EXTRACTED RECORDS:
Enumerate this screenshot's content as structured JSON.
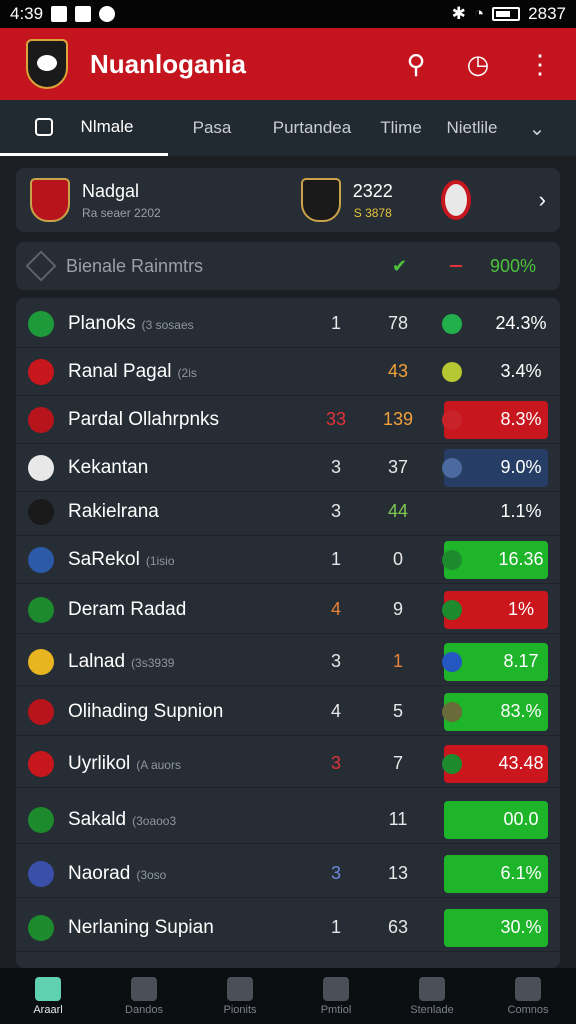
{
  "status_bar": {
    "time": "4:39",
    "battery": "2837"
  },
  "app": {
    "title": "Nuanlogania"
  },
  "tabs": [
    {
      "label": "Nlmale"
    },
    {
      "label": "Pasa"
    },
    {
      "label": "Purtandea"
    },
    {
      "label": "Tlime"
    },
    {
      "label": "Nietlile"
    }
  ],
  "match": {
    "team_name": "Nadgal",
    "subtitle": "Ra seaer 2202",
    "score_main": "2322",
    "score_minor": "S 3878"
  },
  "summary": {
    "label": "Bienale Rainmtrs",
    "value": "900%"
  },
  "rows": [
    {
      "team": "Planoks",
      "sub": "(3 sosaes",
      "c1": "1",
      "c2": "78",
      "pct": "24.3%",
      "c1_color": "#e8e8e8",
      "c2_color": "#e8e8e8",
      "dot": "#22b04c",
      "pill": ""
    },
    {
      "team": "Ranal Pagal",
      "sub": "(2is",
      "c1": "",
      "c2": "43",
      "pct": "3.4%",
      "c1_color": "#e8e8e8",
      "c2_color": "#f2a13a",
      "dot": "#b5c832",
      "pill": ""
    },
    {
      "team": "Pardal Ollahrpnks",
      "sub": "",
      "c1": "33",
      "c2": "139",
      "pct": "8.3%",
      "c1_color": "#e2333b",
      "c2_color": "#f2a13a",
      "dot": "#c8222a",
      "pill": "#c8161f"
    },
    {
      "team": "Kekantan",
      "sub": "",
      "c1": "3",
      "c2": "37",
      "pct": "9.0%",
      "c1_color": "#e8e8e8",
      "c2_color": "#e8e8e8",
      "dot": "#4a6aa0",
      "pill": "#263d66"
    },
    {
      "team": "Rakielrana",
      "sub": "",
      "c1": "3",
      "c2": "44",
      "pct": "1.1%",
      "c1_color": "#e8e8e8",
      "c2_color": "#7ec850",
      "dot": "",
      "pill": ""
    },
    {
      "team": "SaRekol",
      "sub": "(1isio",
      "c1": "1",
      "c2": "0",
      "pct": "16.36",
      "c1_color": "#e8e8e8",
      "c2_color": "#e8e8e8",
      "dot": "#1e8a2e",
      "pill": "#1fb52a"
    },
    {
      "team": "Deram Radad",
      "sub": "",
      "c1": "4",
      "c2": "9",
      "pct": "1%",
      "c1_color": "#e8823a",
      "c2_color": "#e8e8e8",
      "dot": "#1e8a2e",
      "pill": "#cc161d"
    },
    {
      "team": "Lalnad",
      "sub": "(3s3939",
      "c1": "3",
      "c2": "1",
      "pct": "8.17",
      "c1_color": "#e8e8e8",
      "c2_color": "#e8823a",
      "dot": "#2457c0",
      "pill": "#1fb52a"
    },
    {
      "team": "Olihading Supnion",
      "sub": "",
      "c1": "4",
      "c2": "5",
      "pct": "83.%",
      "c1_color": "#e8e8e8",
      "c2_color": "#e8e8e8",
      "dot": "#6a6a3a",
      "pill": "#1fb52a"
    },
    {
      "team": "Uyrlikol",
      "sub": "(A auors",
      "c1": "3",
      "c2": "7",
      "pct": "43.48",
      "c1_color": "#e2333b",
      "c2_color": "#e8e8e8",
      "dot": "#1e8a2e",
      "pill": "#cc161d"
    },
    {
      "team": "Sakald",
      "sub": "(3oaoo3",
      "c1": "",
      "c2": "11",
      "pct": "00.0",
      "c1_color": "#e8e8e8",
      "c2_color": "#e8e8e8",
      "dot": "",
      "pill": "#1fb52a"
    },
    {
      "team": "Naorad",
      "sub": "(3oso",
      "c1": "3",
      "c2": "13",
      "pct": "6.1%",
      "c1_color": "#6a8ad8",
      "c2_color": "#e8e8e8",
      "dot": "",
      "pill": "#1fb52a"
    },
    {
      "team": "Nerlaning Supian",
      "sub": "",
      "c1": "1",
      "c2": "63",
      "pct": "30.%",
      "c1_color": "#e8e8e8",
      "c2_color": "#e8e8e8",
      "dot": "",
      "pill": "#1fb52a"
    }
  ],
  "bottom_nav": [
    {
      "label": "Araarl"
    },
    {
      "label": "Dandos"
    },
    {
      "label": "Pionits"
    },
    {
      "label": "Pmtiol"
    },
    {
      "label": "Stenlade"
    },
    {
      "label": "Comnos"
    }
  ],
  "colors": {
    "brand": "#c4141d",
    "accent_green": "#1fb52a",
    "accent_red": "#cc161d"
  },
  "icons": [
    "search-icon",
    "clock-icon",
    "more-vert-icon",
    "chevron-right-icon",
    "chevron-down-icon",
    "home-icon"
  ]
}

REQUEST: What is the number of lines in the data above that include the word "label"? Answer with that number only.

SOLVED EXERCISE: 12